# Task requirements
Continue the excerpt on FGF receptor signaling in breast cancer from the point where it stops.

# Excerpt
--- START ---

Genome-wide association studies have subsequently identified SNPs within the second intron of the FGFR2 gene that are associated with increased risk of developing breast cancer [18,19]. The minor, predisposing, allele is present in approximately 40% of western populations, although the associated increased risk is relatively small: 1.26-fold for heterozygotes and 1.63-fold for homozygotes [18]. The minor allele increases the risk of developing oestrogen receptor (ER)-positive breast cancer, with only a minor effect on ER-negative breast cancer [20]. Multiple SNPs in the second intron are in very high linkage disequilibrium, and from genetic data it is not possible to pinpoint the causative SNP(s) - although strong biochemical evidence suggests that rs2981578 may be causative through creation of an OCT1/RUNX2 binding site [21], potentially resulting in increased FGFR2 expression in breast cancers with the minor allele variant [21]. Whether this reflects increased epithelial or stromal expression is less clear [22]. FGFR2 IIIb knockout mice have a gross failure of branching morphogenesis in the breast [23], raising the possibility that increased FGFR2 expression may simply result in nonspecific changes in breast epithelium that predispose to breast cancer. Further research with transgenic models is required to establish how increased FGFR2 expression results in breast cancer predisposition.

A SNP in FGFR4 (G388R, Gly338-Arg338) has been shown to confer a more aggressive behaviour and poor prognosis in multiple cancer types, including breast cancer [24-28]. This SNP may increase invasion and motility through altering receptor internalisation, potentially leading to abnormally sustained signalling [29-31]. Recent data have suggested in addition that the FGFR4 Arg388 allele may be associated with a pathological complete response to chemotherapy [32], although potentially conflicting data have also been reported [27]. Although the SNPs in both FGFR2 and FGFR4 illustrate the potential importance of FGF signalling in breast cancer pathogenesis, there is no current evidence that either SNP presents a therapeutic target in established breast cancer.

Potential therapeutic targets in breast cancer

There are multiple mechanisms through which FGFR signalling may be activated in breast cancer, that may present potential therapeutic targets (Figure 1).

Figure 1.

--- END ---

# Data for review
--- START ---

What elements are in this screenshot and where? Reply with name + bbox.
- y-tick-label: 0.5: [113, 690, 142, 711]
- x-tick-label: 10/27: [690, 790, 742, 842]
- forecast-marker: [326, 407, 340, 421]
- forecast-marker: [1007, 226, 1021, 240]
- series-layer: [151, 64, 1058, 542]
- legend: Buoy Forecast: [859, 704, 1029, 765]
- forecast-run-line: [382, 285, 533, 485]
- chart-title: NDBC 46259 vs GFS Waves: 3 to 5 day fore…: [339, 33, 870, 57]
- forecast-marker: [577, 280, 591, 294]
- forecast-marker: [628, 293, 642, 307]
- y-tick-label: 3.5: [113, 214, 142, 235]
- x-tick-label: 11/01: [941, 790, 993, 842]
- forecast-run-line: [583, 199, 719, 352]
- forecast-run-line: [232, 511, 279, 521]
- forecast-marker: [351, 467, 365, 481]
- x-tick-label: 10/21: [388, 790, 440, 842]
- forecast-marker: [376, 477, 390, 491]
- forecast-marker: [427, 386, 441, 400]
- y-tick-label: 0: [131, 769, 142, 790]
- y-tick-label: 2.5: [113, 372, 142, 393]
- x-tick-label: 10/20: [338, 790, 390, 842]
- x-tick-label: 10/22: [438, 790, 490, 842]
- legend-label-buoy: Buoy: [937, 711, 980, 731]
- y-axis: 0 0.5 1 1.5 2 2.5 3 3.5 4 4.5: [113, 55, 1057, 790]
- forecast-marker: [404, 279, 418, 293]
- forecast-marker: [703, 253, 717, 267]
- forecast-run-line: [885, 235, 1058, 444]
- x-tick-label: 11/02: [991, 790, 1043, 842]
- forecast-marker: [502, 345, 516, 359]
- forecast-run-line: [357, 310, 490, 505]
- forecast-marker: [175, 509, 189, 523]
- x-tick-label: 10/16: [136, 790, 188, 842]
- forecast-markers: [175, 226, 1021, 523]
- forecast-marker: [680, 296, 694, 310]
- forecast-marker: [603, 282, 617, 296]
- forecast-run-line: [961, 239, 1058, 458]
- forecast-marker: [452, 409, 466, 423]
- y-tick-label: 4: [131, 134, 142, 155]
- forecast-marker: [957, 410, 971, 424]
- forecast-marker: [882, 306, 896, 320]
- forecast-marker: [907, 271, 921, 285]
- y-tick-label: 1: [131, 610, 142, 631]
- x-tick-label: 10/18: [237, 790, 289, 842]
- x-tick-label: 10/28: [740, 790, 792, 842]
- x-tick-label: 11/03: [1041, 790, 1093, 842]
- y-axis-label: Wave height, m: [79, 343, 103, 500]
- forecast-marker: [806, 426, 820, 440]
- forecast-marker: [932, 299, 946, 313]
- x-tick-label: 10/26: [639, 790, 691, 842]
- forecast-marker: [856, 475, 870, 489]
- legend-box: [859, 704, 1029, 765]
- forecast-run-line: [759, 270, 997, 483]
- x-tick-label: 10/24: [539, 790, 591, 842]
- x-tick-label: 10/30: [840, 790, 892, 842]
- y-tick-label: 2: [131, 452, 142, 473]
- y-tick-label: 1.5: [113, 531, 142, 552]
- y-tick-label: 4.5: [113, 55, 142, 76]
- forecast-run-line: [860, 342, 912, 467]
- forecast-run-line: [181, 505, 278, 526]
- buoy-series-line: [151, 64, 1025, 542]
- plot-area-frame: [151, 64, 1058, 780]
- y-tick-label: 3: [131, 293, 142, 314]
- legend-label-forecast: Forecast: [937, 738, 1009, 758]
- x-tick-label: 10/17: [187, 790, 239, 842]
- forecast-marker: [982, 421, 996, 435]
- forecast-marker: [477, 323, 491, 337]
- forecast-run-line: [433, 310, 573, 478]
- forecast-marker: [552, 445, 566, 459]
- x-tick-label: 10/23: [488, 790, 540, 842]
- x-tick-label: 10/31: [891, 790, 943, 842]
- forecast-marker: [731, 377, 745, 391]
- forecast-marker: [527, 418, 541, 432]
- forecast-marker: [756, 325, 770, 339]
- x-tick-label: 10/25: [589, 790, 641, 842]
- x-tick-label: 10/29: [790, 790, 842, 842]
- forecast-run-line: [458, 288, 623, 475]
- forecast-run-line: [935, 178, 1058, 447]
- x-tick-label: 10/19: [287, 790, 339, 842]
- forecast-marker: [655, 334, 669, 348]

--- END ---

# Result for this exercise
Figure 1

Alterations in the FGFR signalling pathway that influence breast cancer. Single nucleotide polymorphisms (SNPs) influence breast cancer risk (FGFR2), and prognosis in established cancers likely through effects on motility and invasive capacity (FGFR4). Somatic alterations presenting potential therapeutic targets include amplification of FGFR1 and FGFR2, and aberrant FGF2 ligand expressed in a paracrine or autocrine fashion.

FGFR2 gene amplification

Amplification of the FGFR2 gene occurs in a small subset of breast cancer, although in these cancers preclinical evidence suggests this gene is potentially an excellent therapeutic target. Breast cancer cell lines with FGFR2 amplification show high sensitivity to FGFR inhibitors in vitro [33,34], and the FGFR2-amplified MFM223 cell line is sensitive in vivo to an FGFR2 targeting antibody [35]. FGFR2 is highly overexpressed in amplified cell lines, along with expression of a C-terminal truncated form that results in impaired receptor internalisation [36], and FGFR2 is constitutively active and ligand independent in the amplified cell lines. FGFR2 amplification is rare in breast cancer, however, present in only 1 to 2% of breast cancer overall [37], although this is enriched to an estimate of ~4% of breast cancers with the aggressive triple-negative breast cancers [33]. FGFR2 amplifications have also been described in approximately 10% of gastric cancers usually associated with the poor-prognosis diffuse-type histology [38].

FGFR1 gene amplification

The FGFR1 gene is one of the most commonly amplified genes in cancer [39]. Amplification of the chromosomal region 8p11-12, the genomic location of FGFR1, is seen in approximately 10% of the breast cancers, predominantly in the ER-positive breast cancers [40-44]. The oncogenic driver of 8p11-12 amplifications has been a source of substantial discord in the scientific literature for the last 15 years, although in the last few years clarity has finally emerged.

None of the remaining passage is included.